Write out the whole listing exactly as it stands.

◇ ◇ ◇ ◇ ◇

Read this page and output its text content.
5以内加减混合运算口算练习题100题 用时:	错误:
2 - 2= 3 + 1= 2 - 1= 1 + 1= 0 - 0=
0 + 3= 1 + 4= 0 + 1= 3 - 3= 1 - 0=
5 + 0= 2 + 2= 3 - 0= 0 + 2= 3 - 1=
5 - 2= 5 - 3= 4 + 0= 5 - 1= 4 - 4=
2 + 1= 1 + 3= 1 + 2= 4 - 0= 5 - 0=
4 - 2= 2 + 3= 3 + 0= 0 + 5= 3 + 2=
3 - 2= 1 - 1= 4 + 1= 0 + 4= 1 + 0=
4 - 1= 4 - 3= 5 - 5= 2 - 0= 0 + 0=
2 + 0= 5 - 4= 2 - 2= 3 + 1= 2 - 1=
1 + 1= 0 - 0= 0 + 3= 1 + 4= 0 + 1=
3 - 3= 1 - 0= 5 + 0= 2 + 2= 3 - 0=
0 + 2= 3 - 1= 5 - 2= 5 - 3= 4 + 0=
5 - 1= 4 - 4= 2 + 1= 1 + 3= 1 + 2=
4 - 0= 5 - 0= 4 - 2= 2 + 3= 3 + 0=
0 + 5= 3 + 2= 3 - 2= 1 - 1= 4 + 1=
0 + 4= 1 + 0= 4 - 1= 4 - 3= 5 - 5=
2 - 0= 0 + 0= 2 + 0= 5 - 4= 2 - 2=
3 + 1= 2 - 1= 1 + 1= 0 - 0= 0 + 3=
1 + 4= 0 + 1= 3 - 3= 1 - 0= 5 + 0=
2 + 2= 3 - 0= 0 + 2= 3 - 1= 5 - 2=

◇ ◇ ◇ ◇ ◇

▶ [Response to the exercise]
Read this page and output its text content.
5以内加减混合运算口算练习题100题 用时:	错误:
2 - 2= 3 + 1= 2 - 1= 1 + 1= 0 - 0=
0 + 3= 1 + 4= 0 + 1= 3 - 3= 1 - 0=
5 + 0= 2 + 2= 3 - 0= 0 + 2= 3 - 1=
5 - 2= 5 - 3= 4 + 0= 5 - 1= 4 - 4=
2 + 1= 1 + 3= 1 + 2= 4 - 0= 5 - 0=
4 - 2= 2 + 3= 3 + 0= 0 + 5= 3 + 2=
3 - 2= 1 - 1= 4 + 1= 0 + 4= 1 + 0=
4 - 1= 4 - 3= 5 - 5= 2 - 0= 0 + 0=
2 + 0= 5 - 4= 2 - 2= 3 + 1= 2 - 1=
1 + 1= 0 - 0= 0 + 3= 1 + 4= 0 + 1=
3 - 3= 1 - 0= 5 + 0= 2 + 2= 3 - 0=
0 + 2= 3 - 1= 5 - 2= 5 - 3= 4 + 0=
5 - 1= 4 - 4= 2 + 1= 1 + 3= 1 + 2=
4 - 0= 5 - 0= 4 - 2= 2 + 3= 3 + 0=
0 + 5= 3 + 2= 3 - 2= 1 - 1= 4 + 1=
0 + 4= 1 + 0= 4 - 1= 4 - 3= 5 - 5=
2 - 0= 0 + 0= 2 + 0= 5 - 4= 2 - 2=
3 + 1= 2 - 1= 1 + 1= 0 - 0= 0 + 3=
1 + 4= 0 + 1= 3 - 3= 1 - 0= 5 + 0=
2 + 2= 3 - 0= 0 + 2= 3 - 1= 5 - 2=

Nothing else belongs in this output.